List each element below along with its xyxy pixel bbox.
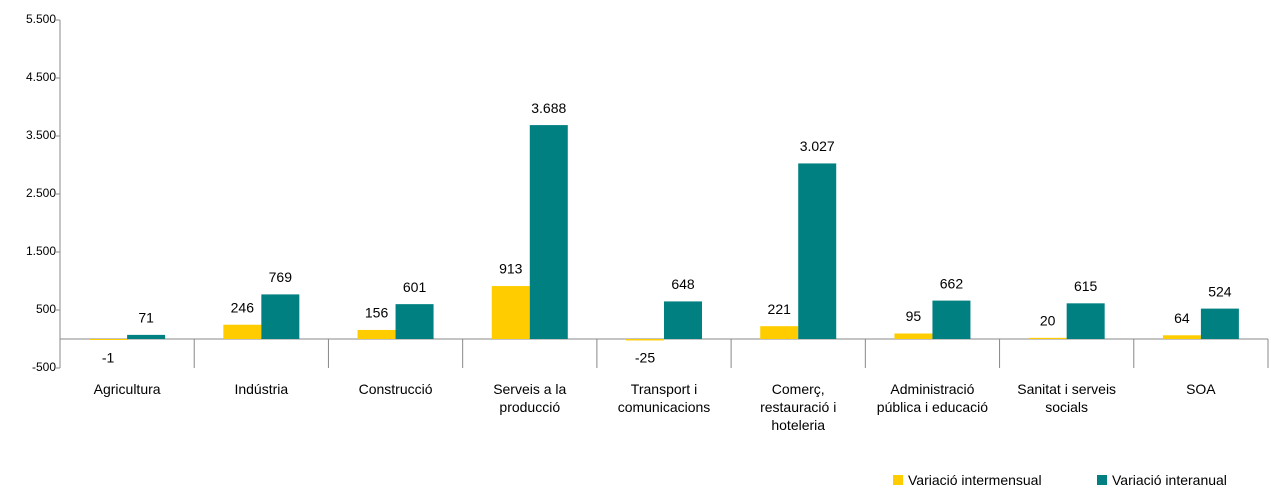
y-tick-label: 2.500 (26, 186, 56, 200)
legend-label: Variació interanual (1112, 472, 1227, 488)
bar (1028, 337, 1067, 339)
value-label: 662 (940, 275, 964, 291)
legend-item: Variació interanual (1097, 472, 1227, 488)
value-label: 20 (1040, 313, 1056, 329)
y-tick-label: 500 (36, 302, 56, 316)
value-label: 221 (768, 301, 792, 317)
y-tick-label: -500 (32, 360, 56, 374)
bar (1066, 303, 1105, 339)
x-tick-label: Comerç, restauració i hoteleria (760, 381, 837, 433)
bar (760, 326, 799, 339)
legend-item: Variació intermensual (893, 472, 1042, 488)
value-label: 3.027 (800, 138, 835, 154)
y-tick-label: 5.500 (26, 12, 56, 26)
bar (357, 329, 396, 339)
y-tick-label: 4.500 (26, 70, 56, 84)
legend-swatch (1097, 475, 1107, 485)
bar (223, 324, 262, 339)
bar (798, 163, 837, 339)
value-label: 71 (138, 310, 154, 326)
value-label: 246 (231, 299, 255, 315)
value-label: 601 (403, 279, 427, 295)
value-label: 156 (365, 305, 389, 321)
x-tick-label: Construcció (358, 381, 433, 397)
bar (89, 339, 128, 340)
bar (127, 334, 166, 339)
x-tick-label: SOA (1186, 381, 1216, 397)
legend-swatch (893, 475, 903, 485)
value-label: 648 (671, 276, 695, 292)
value-label: 769 (269, 269, 293, 285)
bar (664, 301, 702, 339)
x-tick-label: Administració pública i educació (876, 381, 989, 415)
legend-label: Variació intermensual (908, 472, 1042, 488)
value-label: 64 (1174, 310, 1190, 326)
y-tick-label: 1.500 (26, 244, 56, 258)
x-tick-label: Serveis a la producció (493, 381, 567, 415)
y-tick-label: 3.500 (26, 128, 56, 142)
bar (395, 304, 434, 339)
value-label: -25 (635, 350, 655, 366)
bar (626, 339, 664, 341)
x-tick-label: Agricultura (93, 381, 161, 397)
x-tick-label: Transport i comunicacions (617, 381, 711, 415)
bar (894, 333, 933, 339)
bar (1200, 308, 1239, 339)
x-tick-label: Indústria (234, 381, 289, 397)
bar (261, 294, 300, 339)
value-label: 615 (1074, 278, 1098, 294)
value-label: 95 (906, 308, 922, 324)
x-tick-label: Sanitat i serveis socials (1017, 381, 1117, 415)
value-label: 524 (1208, 283, 1232, 299)
value-label: 913 (499, 261, 523, 277)
value-label: 3.688 (531, 100, 566, 116)
bar (529, 125, 568, 339)
bar (932, 300, 971, 339)
bar (1162, 335, 1201, 339)
value-label: -1 (102, 350, 115, 366)
bar (491, 286, 530, 339)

• [EXERCISE GOAL] Set down every line of the entries above verbatim, leaving out the pictures.

• [COMPLETED TASK]
List each element below along with its xyxy pixel bbox.
y-tick-label: 2.500 (26, 186, 56, 200)
legend-label: Variació interanual (1112, 472, 1227, 488)
bar (1028, 337, 1067, 339)
value-label: 662 (940, 275, 964, 291)
legend-item: Variació interanual (1097, 472, 1227, 488)
value-label: 20 (1040, 313, 1056, 329)
y-tick-label: 500 (36, 302, 56, 316)
value-label: 221 (768, 301, 792, 317)
y-tick-label: -500 (32, 360, 56, 374)
bar (1066, 303, 1105, 339)
x-tick-label: Comerç, restauració i hoteleria (760, 381, 837, 433)
bar (760, 326, 799, 339)
legend-item: Variació intermensual (893, 472, 1042, 488)
value-label: 3.027 (800, 138, 835, 154)
y-tick-label: 5.500 (26, 12, 56, 26)
bar (357, 329, 396, 339)
y-tick-label: 4.500 (26, 70, 56, 84)
legend-swatch (1097, 475, 1107, 485)
bar (223, 324, 262, 339)
bar (798, 163, 837, 339)
value-label: 71 (138, 310, 154, 326)
value-label: 246 (231, 299, 255, 315)
value-label: 601 (403, 279, 427, 295)
value-label: 156 (365, 305, 389, 321)
x-tick-label: Construcció (358, 381, 433, 397)
bar (89, 339, 128, 340)
bar (127, 334, 166, 339)
x-tick-label: SOA (1186, 381, 1216, 397)
legend-swatch (893, 475, 903, 485)
value-label: 648 (671, 276, 695, 292)
value-label: 769 (269, 269, 293, 285)
bar (664, 301, 702, 339)
x-tick-label: Administració pública i educació (876, 381, 989, 415)
legend-label: Variació intermensual (908, 472, 1042, 488)
value-label: 64 (1174, 310, 1190, 326)
y-tick-label: 1.500 (26, 244, 56, 258)
x-tick-label: Serveis a la producció (493, 381, 567, 415)
y-tick-label: 3.500 (26, 128, 56, 142)
bar (395, 304, 434, 339)
value-label: -25 (635, 350, 655, 366)
bar (626, 339, 664, 341)
x-tick-label: Agricultura (93, 381, 161, 397)
x-tick-label: Transport i comunicacions (617, 381, 711, 415)
bar (894, 333, 933, 339)
bar (1200, 308, 1239, 339)
x-tick-label: Indústria (234, 381, 289, 397)
bar (261, 294, 300, 339)
value-label: 615 (1074, 278, 1098, 294)
value-label: 95 (906, 308, 922, 324)
x-tick-label: Sanitat i serveis socials (1017, 381, 1117, 415)
value-label: 524 (1208, 283, 1232, 299)
value-label: 913 (499, 261, 523, 277)
value-label: 3.688 (531, 100, 566, 116)
bar (529, 125, 568, 339)
bar (932, 300, 971, 339)
bar (1162, 335, 1201, 339)
value-label: -1 (102, 350, 115, 366)
bar (491, 286, 530, 339)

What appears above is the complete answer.